▶ **Given entries**

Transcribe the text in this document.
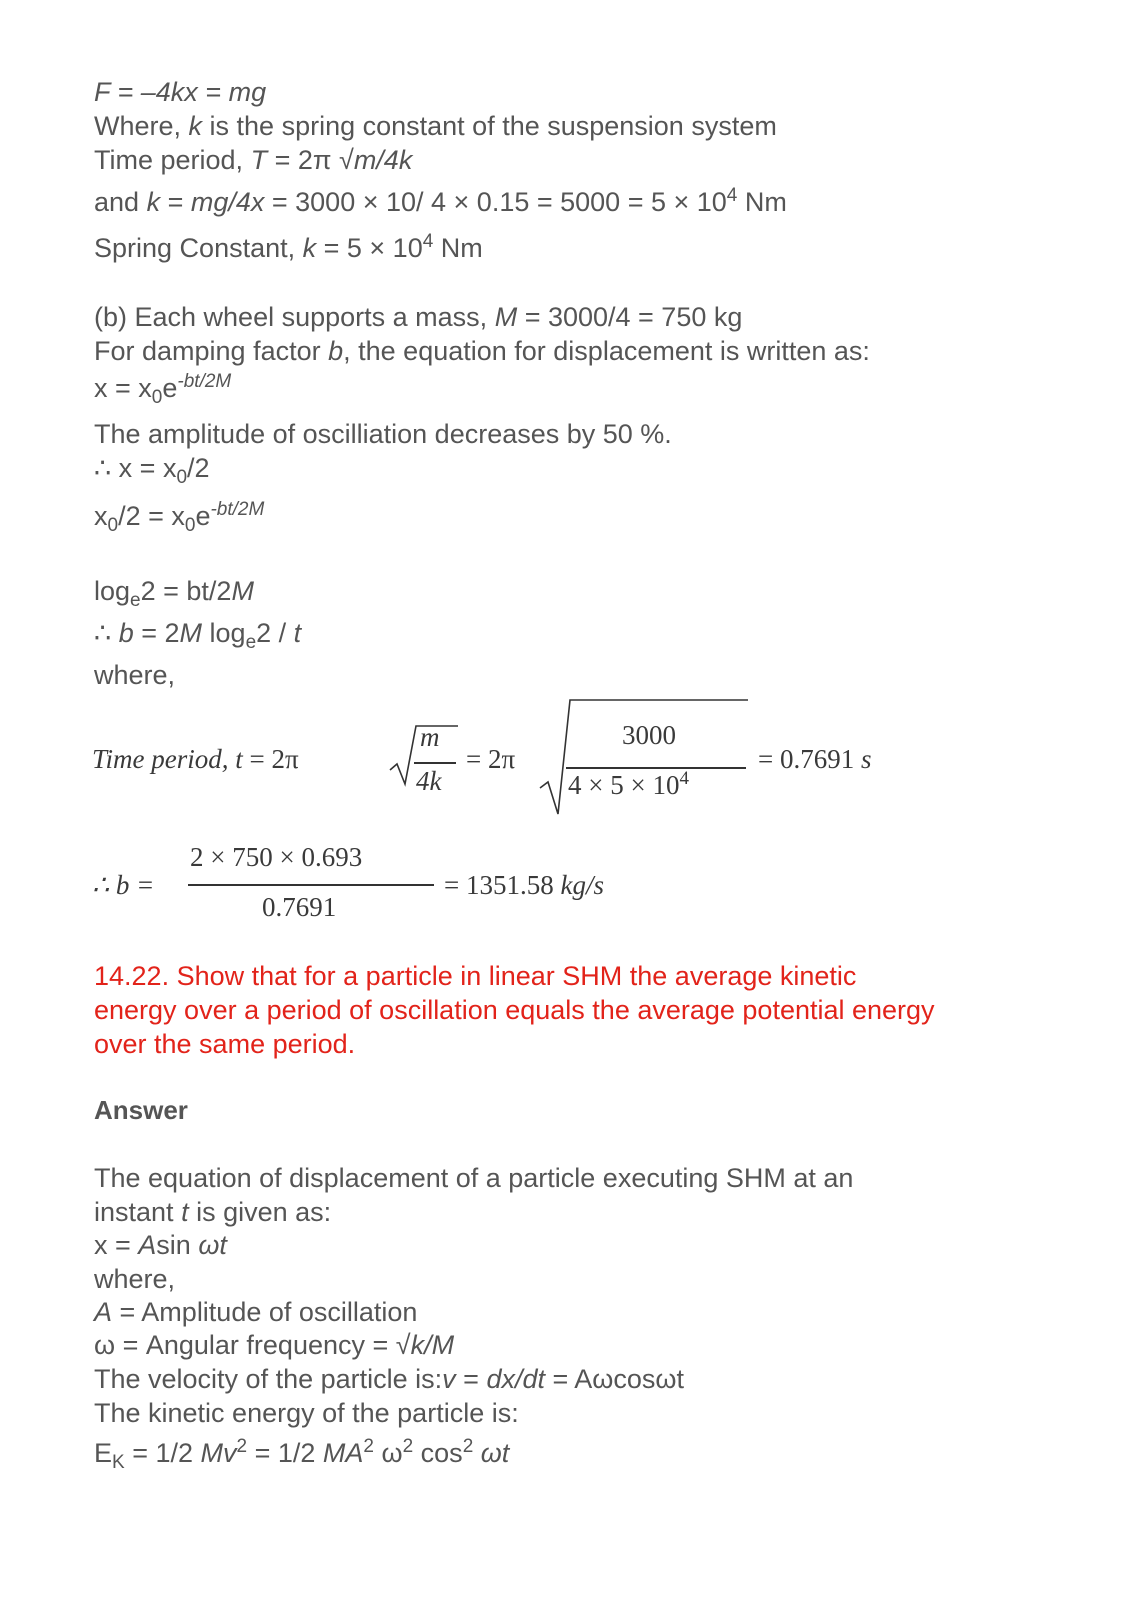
F = –4kx = mg
Where, k is the spring constant of the suspension system
Time period, T = 2π √m/4k
and k = mg/4x = 3000 × 10/ $4 \times 0.15 = 5000 = 5 \times 10^4$ Nm
Spring Constant, $k = 5 \times 10^4$ Nm
(b) Each wheel supports a mass, M = 3000/4 = 750 kg
For damping factor b, the equation for displacement is written as:
$x = x_0e^{-bt/2M}$
The amplitude of oscilliation decreases by 50 %.
∴ $x = x_0/2$
$x_0/2 = x_0e^{-bt/2M}$
$\log_e2 = bt/2M$
∴ b = 2M $\log_e2$ / t
where,
Time period, t = 2π
m
4k
= 2π
3000
$4 \times 5 \times 10^4$
= 0.7691 s
∴ b =
2 × 750 × 0.693
0.7691
= 1351.58 kg/s
14.22. Show that for a particle in linear SHM the average kinetic
energy over a period of oscillation equals the average potential energy
over the same period.
Answer
The equation of displacement of a particle executing SHM at an
instant t is given as:
x = Asin ωt
where,
A = Amplitude of oscillation
ω = Angular frequency = √k/M
The velocity of the particle is:v = dx/dt = Aωcosωt
The kinetic energy of the particle is:
$E_K = 1/2$ $Mv^2 = 1/2$ $MA^2$ $\omega^2$ $\cos^2 \omega t$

▶ **Problem to work on**
Identify and extract each line of the listing that contains "over".

▶ **Correct answer**
energy over a period of oscillation equals the average potential energy
over the same period.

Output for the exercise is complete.